**DO THIS:** Pictures in the data below are not part of the copy; transcribe everything else exactly.

Stored items:
● ● ● ● ●

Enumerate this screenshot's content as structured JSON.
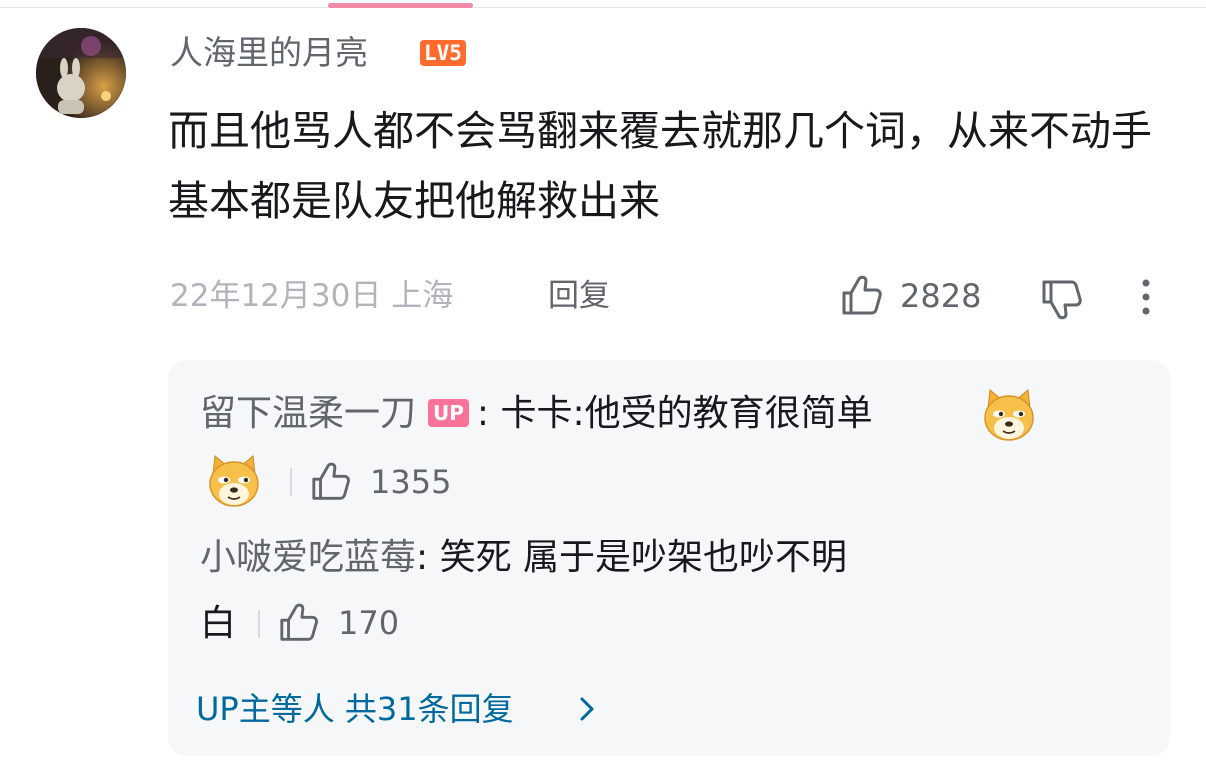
{
  "comment": {
    "username": "人海里的月亮",
    "level": "LV5",
    "text": "而且他骂人都不会骂翻来覆去就那几个词，从来不动手基本都是队友把他解救出来",
    "date": "22年12月30日 上海",
    "reply_label": "回复",
    "like_count": "2828"
  },
  "replies": [
    {
      "name": "留下温柔一刀",
      "badge": "UP",
      "colon": ":",
      "text": "卡卡:他受的教育很简单",
      "like_count": "1355"
    },
    {
      "name": "小啵爱吃蓝莓",
      "colon": ":",
      "text": "笑死 属于是吵架也吵不明",
      "text_cont": "白",
      "like_count": "170"
    }
  ],
  "view_all": "UP主等人 共31条回复",
  "colors": {
    "link": "#00699d",
    "up_badge": "#fb7299",
    "level_badge": "#ff6b2c",
    "meta_gray": "#b1b5bb",
    "reply_box": "#f6f7f8"
  },
  "icons": [
    "thumbs-up-icon",
    "thumbs-down-icon",
    "more-vertical-icon",
    "doge-emoji",
    "chevron-right-icon"
  ]
}
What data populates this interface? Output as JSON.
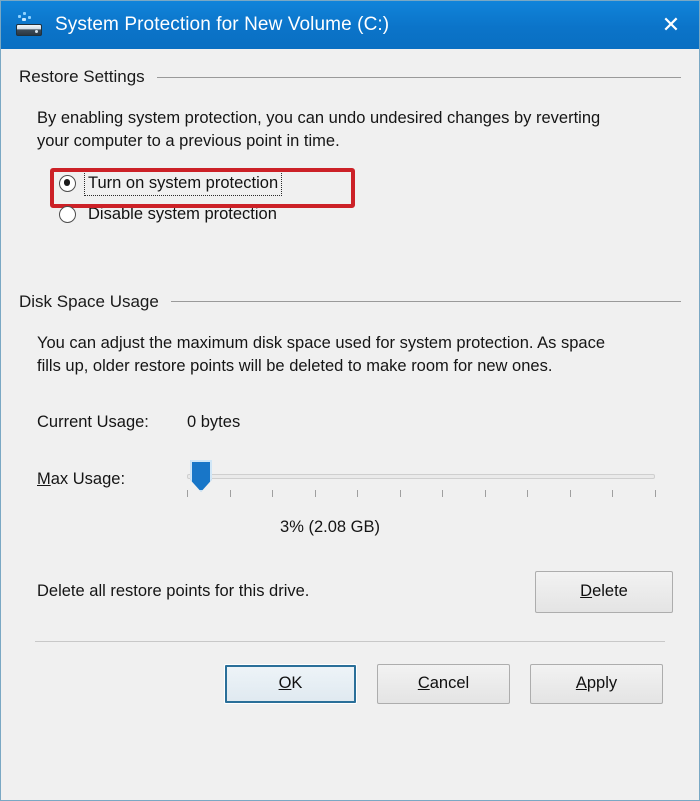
{
  "window": {
    "title": "System Protection for New Volume (C:)",
    "icon": "hard-drive-restore-icon",
    "close_label": "✕",
    "titlebar_color": "#0b78d0"
  },
  "restore_settings": {
    "group_label": "Restore Settings",
    "description": "By enabling system protection, you can undo undesired changes by reverting your computer to a previous point in time.",
    "options": [
      {
        "label": "Turn on system protection",
        "selected": true,
        "focused": true
      },
      {
        "label": "Disable system protection",
        "selected": false,
        "focused": false
      }
    ],
    "highlight_color": "#cc2127"
  },
  "disk_space_usage": {
    "group_label": "Disk Space Usage",
    "description": "You can adjust the maximum disk space used for system protection. As space fills up, older restore points will be deleted to make room for new ones.",
    "current_usage_label": "Current Usage:",
    "current_usage_value": "0 bytes",
    "max_usage_label_prefix": "M",
    "max_usage_label_rest": "ax Usage:",
    "slider": {
      "percent": 3,
      "min": 0,
      "max": 100,
      "tick_count": 12,
      "thumb_color": "#1876c8"
    },
    "usage_readout": "3% (2.08 GB)",
    "delete_text": "Delete all restore points for this drive.",
    "delete_button_prefix": "D",
    "delete_button_rest": "elete"
  },
  "footer": {
    "ok_prefix": "O",
    "ok_rest": "K",
    "cancel_prefix": "C",
    "cancel_rest": "ancel",
    "apply_prefix": "A",
    "apply_rest": "pply"
  }
}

● ● ● ● ●

**RESPONSE TO THE TASK:**
Enumerate this screenshot's content as structured JSON.
{
  "comment": {
    "username": "人海里的月亮",
    "level": "LV5",
    "text": "而且他骂人都不会骂翻来覆去就那几个词，从来不动手基本都是队友把他解救出来",
    "date": "22年12月30日 上海",
    "reply_label": "回复",
    "like_count": "2828"
  },
  "replies": [
    {
      "name": "留下温柔一刀",
      "badge": "UP",
      "colon": ":",
      "text": "卡卡:他受的教育很简单",
      "like_count": "1355"
    },
    {
      "name": "小啵爱吃蓝莓",
      "colon": ":",
      "text": "笑死 属于是吵架也吵不明",
      "text_cont": "白",
      "like_count": "170"
    }
  ],
  "view_all": "UP主等人 共31条回复",
  "colors": {
    "link": "#00699d",
    "up_badge": "#fb7299",
    "level_badge": "#ff6b2c",
    "meta_gray": "#b1b5bb",
    "reply_box": "#f6f7f8"
  },
  "icons": [
    "thumbs-up-icon",
    "thumbs-down-icon",
    "more-vertical-icon",
    "doge-emoji",
    "chevron-right-icon"
  ]
}
What data populates this interface? Output as JSON.
{
  "window": {
    "title": "System Protection for New Volume (C:)",
    "icon": "hard-drive-restore-icon",
    "close_label": "✕",
    "titlebar_color": "#0b78d0"
  },
  "restore_settings": {
    "group_label": "Restore Settings",
    "description": "By enabling system protection, you can undo undesired changes by reverting your computer to a previous point in time.",
    "options": [
      {
        "label": "Turn on system protection",
        "selected": true,
        "focused": true
      },
      {
        "label": "Disable system protection",
        "selected": false,
        "focused": false
      }
    ],
    "highlight_color": "#cc2127"
  },
  "disk_space_usage": {
    "group_label": "Disk Space Usage",
    "description": "You can adjust the maximum disk space used for system protection. As space fills up, older restore points will be deleted to make room for new ones.",
    "current_usage_label": "Current Usage:",
    "current_usage_value": "0 bytes",
    "max_usage_label_prefix": "M",
    "max_usage_label_rest": "ax Usage:",
    "slider": {
      "percent": 3,
      "min": 0,
      "max": 100,
      "tick_count": 12,
      "thumb_color": "#1876c8"
    },
    "usage_readout": "3% (2.08 GB)",
    "delete_text": "Delete all restore points for this drive.",
    "delete_button_prefix": "D",
    "delete_button_rest": "elete"
  },
  "footer": {
    "ok_prefix": "O",
    "ok_rest": "K",
    "cancel_prefix": "C",
    "cancel_rest": "ancel",
    "apply_prefix": "A",
    "apply_rest": "pply"
  }
}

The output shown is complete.